## Goal
In the entries below, find every line holding the string "Bayram" and collect it.

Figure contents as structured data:
-=-=-=-=-

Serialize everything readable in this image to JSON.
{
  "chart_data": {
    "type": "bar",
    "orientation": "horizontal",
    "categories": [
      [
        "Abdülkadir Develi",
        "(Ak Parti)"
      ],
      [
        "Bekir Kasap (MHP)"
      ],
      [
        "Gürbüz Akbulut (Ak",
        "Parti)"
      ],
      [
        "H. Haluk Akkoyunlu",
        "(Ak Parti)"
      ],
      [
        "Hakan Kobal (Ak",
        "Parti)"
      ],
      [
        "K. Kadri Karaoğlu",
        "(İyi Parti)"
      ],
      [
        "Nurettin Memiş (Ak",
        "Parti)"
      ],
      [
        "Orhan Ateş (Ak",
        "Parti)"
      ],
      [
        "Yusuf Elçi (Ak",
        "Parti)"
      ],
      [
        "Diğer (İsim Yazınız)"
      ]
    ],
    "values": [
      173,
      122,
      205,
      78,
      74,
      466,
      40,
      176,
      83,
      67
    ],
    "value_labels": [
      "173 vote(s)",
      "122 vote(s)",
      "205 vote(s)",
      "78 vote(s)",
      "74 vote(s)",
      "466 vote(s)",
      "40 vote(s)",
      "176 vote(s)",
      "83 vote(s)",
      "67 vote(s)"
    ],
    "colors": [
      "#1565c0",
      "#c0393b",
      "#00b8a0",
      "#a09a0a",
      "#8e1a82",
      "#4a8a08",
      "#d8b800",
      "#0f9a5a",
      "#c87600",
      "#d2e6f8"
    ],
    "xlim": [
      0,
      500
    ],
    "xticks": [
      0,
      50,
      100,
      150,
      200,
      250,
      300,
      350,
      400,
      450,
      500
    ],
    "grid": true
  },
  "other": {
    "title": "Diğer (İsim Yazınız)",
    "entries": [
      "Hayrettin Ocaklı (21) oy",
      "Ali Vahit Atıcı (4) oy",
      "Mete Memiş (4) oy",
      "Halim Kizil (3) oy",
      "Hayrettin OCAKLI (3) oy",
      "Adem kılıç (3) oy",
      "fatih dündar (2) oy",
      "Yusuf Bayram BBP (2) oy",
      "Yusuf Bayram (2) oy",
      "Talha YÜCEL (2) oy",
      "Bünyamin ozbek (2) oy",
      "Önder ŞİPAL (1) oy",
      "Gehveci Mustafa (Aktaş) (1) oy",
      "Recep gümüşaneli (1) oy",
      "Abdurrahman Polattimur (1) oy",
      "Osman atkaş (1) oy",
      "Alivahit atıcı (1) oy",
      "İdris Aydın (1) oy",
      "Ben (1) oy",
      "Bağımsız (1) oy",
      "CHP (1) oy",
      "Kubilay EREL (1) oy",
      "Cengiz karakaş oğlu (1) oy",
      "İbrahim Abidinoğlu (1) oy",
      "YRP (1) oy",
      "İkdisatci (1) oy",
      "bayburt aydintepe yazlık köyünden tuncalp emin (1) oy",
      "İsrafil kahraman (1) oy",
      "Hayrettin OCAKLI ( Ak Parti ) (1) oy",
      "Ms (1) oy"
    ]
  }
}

-=-=-=-=-

## Solution
      "Yusuf Bayram BBP (2) oy",
      "Yusuf Bayram (2) oy",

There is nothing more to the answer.